(Stored data)
______

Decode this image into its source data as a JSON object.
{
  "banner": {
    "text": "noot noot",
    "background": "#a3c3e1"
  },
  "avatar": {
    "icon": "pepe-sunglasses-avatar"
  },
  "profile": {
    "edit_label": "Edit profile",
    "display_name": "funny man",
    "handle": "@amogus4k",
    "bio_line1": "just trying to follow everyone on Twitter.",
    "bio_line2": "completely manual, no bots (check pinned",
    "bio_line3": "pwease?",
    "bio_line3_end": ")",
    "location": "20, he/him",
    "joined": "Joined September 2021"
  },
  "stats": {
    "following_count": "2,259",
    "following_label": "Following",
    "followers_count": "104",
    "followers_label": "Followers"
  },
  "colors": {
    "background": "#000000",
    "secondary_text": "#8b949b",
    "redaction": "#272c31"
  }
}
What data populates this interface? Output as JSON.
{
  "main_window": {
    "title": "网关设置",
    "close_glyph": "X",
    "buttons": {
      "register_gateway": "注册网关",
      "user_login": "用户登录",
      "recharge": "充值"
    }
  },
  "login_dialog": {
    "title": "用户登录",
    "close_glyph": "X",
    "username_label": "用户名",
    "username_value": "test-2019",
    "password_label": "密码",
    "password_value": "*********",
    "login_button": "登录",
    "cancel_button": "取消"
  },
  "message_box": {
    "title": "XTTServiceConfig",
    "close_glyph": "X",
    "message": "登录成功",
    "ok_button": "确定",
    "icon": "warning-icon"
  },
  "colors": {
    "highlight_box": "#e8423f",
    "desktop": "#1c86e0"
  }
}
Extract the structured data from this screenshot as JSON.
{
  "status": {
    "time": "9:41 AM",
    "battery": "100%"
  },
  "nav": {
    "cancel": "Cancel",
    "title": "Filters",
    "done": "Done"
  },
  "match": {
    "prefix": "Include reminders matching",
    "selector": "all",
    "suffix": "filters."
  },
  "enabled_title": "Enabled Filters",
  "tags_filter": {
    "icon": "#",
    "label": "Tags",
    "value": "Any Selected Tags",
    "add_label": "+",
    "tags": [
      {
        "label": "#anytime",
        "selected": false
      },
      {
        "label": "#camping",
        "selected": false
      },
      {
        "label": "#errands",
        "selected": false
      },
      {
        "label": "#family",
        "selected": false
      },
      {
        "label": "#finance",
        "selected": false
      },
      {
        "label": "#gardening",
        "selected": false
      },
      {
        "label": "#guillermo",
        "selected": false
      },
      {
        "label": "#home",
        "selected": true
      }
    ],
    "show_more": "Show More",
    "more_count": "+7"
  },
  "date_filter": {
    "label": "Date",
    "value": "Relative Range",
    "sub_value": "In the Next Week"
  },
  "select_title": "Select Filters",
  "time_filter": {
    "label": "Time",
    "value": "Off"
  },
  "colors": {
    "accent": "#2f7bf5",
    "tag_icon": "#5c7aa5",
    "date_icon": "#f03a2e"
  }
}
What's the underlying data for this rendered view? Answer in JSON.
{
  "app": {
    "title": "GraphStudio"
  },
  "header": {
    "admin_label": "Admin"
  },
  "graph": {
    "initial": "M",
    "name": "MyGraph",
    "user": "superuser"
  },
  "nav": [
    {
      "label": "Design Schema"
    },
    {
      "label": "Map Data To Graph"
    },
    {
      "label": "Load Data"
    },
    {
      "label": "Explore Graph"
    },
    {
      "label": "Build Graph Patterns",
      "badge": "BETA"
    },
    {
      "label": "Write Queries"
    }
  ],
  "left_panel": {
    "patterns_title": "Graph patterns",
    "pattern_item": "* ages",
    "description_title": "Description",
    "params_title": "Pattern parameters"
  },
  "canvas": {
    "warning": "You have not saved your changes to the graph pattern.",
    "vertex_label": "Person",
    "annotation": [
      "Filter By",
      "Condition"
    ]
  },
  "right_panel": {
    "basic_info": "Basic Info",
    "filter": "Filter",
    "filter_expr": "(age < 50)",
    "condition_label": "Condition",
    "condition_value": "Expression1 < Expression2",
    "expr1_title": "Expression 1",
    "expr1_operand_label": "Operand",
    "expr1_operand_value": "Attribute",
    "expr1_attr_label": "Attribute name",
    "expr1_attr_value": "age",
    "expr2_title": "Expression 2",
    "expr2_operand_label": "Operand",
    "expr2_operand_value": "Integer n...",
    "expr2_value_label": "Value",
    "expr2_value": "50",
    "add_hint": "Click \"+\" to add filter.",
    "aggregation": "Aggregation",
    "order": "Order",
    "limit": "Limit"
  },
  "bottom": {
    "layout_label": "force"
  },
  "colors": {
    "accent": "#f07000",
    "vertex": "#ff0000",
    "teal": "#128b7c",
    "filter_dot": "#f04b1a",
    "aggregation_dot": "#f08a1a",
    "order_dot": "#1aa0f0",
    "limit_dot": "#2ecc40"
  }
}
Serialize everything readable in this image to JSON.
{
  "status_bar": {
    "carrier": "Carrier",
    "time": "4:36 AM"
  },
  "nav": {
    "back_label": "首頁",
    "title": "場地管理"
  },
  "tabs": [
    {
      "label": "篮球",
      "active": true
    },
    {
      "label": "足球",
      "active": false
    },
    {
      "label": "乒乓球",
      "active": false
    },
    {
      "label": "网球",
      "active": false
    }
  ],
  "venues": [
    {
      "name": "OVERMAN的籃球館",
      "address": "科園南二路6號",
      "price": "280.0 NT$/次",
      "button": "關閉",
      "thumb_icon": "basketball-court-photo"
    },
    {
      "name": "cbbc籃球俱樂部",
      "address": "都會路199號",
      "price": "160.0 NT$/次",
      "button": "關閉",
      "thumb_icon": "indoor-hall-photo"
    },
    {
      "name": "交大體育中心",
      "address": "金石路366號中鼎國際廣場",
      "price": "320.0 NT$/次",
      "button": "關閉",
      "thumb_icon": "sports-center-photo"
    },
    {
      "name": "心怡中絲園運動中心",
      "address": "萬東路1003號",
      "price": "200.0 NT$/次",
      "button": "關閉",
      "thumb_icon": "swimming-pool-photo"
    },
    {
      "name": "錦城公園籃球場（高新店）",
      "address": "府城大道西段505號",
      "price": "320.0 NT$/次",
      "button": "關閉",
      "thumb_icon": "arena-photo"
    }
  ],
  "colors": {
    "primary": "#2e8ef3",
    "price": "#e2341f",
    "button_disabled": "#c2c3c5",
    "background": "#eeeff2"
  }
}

______

* _Exercise requirements_
Find each line with the string "background" and copy it out.

* _The response_
    "background": "#a3c3e1"
    "background": "#000000",
    "background": "#eeeff2"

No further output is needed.